> _REQUIREMENT_: Extract the complete listing and repeat it word for word.

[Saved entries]
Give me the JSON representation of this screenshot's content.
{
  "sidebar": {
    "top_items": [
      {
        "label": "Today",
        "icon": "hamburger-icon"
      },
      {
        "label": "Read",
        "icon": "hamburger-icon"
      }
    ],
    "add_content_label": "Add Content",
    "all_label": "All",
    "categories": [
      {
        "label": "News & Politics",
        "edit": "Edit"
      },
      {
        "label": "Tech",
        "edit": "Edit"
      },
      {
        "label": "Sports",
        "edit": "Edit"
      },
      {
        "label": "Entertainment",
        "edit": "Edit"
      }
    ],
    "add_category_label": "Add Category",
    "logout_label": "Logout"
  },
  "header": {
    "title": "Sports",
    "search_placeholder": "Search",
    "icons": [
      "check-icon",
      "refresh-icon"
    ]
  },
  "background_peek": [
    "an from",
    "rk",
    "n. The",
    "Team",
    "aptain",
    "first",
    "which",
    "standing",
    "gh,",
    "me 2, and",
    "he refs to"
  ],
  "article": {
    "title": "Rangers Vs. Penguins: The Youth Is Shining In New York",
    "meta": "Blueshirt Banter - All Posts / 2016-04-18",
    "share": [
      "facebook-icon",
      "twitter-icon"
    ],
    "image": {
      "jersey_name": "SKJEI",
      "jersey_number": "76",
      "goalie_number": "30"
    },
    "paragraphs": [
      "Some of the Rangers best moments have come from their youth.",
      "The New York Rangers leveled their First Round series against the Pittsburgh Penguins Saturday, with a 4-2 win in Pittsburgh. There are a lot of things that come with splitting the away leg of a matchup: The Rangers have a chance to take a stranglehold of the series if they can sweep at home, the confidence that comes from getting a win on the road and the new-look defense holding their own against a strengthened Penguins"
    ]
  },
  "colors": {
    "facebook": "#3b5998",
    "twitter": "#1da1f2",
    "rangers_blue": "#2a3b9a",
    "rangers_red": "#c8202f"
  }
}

> _OUTPUT FOR THIS EXERCISE_:
Give me the JSON representation of this screenshot's content.
{
  "sidebar": {
    "top_items": [
      {
        "label": "Today",
        "icon": "hamburger-icon"
      },
      {
        "label": "Read",
        "icon": "hamburger-icon"
      }
    ],
    "add_content_label": "Add Content",
    "all_label": "All",
    "categories": [
      {
        "label": "News & Politics",
        "edit": "Edit"
      },
      {
        "label": "Tech",
        "edit": "Edit"
      },
      {
        "label": "Sports",
        "edit": "Edit"
      },
      {
        "label": "Entertainment",
        "edit": "Edit"
      }
    ],
    "add_category_label": "Add Category",
    "logout_label": "Logout"
  },
  "header": {
    "title": "Sports",
    "search_placeholder": "Search",
    "icons": [
      "check-icon",
      "refresh-icon"
    ]
  },
  "background_peek": [
    "an from",
    "rk",
    "n. The",
    "Team",
    "aptain",
    "first",
    "which",
    "standing",
    "gh,",
    "me 2, and",
    "he refs to"
  ],
  "article": {
    "title": "Rangers Vs. Penguins: The Youth Is Shining In New York",
    "meta": "Blueshirt Banter - All Posts / 2016-04-18",
    "share": [
      "facebook-icon",
      "twitter-icon"
    ],
    "image": {
      "jersey_name": "SKJEI",
      "jersey_number": "76",
      "goalie_number": "30"
    },
    "paragraphs": [
      "Some of the Rangers best moments have come from their youth.",
      "The New York Rangers leveled their First Round series against the Pittsburgh Penguins Saturday, with a 4-2 win in Pittsburgh. There are a lot of things that come with splitting the away leg of a matchup: The Rangers have a chance to take a stranglehold of the series if they can sweep at home, the confidence that comes from getting a win on the road and the new-look defense holding their own against a strengthened Penguins"
    ]
  },
  "colors": {
    "facebook": "#3b5998",
    "twitter": "#1da1f2",
    "rangers_blue": "#2a3b9a",
    "rangers_red": "#c8202f"
  }
}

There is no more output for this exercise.